DATASET ROWS —
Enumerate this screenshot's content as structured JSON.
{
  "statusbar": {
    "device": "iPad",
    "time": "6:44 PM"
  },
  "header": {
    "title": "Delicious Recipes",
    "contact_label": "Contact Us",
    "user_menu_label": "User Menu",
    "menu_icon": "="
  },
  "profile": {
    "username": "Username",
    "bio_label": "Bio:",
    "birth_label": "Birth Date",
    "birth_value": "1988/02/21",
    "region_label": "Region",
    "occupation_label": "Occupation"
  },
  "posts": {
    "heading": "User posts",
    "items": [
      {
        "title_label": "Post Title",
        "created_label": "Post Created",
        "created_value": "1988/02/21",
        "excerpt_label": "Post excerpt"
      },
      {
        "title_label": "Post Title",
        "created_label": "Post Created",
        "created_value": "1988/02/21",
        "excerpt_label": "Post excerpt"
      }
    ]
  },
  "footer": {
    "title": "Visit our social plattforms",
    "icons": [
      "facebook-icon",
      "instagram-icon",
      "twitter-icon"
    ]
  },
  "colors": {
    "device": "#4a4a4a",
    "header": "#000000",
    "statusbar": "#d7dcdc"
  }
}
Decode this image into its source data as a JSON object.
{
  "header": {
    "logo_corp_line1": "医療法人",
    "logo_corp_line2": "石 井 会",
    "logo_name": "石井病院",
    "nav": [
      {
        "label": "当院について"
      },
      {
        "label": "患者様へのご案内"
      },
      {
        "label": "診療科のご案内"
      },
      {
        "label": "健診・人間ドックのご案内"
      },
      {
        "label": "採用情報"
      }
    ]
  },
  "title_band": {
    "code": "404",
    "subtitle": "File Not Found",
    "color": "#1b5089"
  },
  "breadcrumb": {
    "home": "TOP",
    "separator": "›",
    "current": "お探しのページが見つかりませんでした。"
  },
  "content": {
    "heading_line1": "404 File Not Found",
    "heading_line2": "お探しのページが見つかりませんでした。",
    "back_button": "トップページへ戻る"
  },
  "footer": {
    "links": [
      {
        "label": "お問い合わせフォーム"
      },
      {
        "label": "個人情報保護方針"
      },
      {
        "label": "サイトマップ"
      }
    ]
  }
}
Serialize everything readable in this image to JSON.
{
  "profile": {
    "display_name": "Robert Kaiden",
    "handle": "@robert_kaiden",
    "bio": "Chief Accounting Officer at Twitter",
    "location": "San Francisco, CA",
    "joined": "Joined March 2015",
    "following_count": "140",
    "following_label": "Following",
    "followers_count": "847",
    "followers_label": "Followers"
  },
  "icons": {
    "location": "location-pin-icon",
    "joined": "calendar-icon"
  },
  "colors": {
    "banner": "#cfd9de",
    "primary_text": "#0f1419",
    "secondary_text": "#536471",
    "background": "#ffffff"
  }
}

OBJECTIVE —
Each record above should be restated word for word.

FULL RESPONSE —
Enumerate this screenshot's content as structured JSON.
{
  "statusbar": {
    "device": "iPad",
    "time": "6:44 PM"
  },
  "header": {
    "title": "Delicious Recipes",
    "contact_label": "Contact Us",
    "user_menu_label": "User Menu",
    "menu_icon": "="
  },
  "profile": {
    "username": "Username",
    "bio_label": "Bio:",
    "birth_label": "Birth Date",
    "birth_value": "1988/02/21",
    "region_label": "Region",
    "occupation_label": "Occupation"
  },
  "posts": {
    "heading": "User posts",
    "items": [
      {
        "title_label": "Post Title",
        "created_label": "Post Created",
        "created_value": "1988/02/21",
        "excerpt_label": "Post excerpt"
      },
      {
        "title_label": "Post Title",
        "created_label": "Post Created",
        "created_value": "1988/02/21",
        "excerpt_label": "Post excerpt"
      }
    ]
  },
  "footer": {
    "title": "Visit our social plattforms",
    "icons": [
      "facebook-icon",
      "instagram-icon",
      "twitter-icon"
    ]
  },
  "colors": {
    "device": "#4a4a4a",
    "header": "#000000",
    "statusbar": "#d7dcdc"
  }
}
Decode this image into its source data as a JSON object.
{
  "header": {
    "logo_corp_line1": "医療法人",
    "logo_corp_line2": "石 井 会",
    "logo_name": "石井病院",
    "nav": [
      {
        "label": "当院について"
      },
      {
        "label": "患者様へのご案内"
      },
      {
        "label": "診療科のご案内"
      },
      {
        "label": "健診・人間ドックのご案内"
      },
      {
        "label": "採用情報"
      }
    ]
  },
  "title_band": {
    "code": "404",
    "subtitle": "File Not Found",
    "color": "#1b5089"
  },
  "breadcrumb": {
    "home": "TOP",
    "separator": "›",
    "current": "お探しのページが見つかりませんでした。"
  },
  "content": {
    "heading_line1": "404 File Not Found",
    "heading_line2": "お探しのページが見つかりませんでした。",
    "back_button": "トップページへ戻る"
  },
  "footer": {
    "links": [
      {
        "label": "お問い合わせフォーム"
      },
      {
        "label": "個人情報保護方針"
      },
      {
        "label": "サイトマップ"
      }
    ]
  }
}
Serialize everything readable in this image to JSON.
{
  "profile": {
    "display_name": "Robert Kaiden",
    "handle": "@robert_kaiden",
    "bio": "Chief Accounting Officer at Twitter",
    "location": "San Francisco, CA",
    "joined": "Joined March 2015",
    "following_count": "140",
    "following_label": "Following",
    "followers_count": "847",
    "followers_label": "Followers"
  },
  "icons": {
    "location": "location-pin-icon",
    "joined": "calendar-icon"
  },
  "colors": {
    "banner": "#cfd9de",
    "primary_text": "#0f1419",
    "secondary_text": "#536471",
    "background": "#ffffff"
  }
}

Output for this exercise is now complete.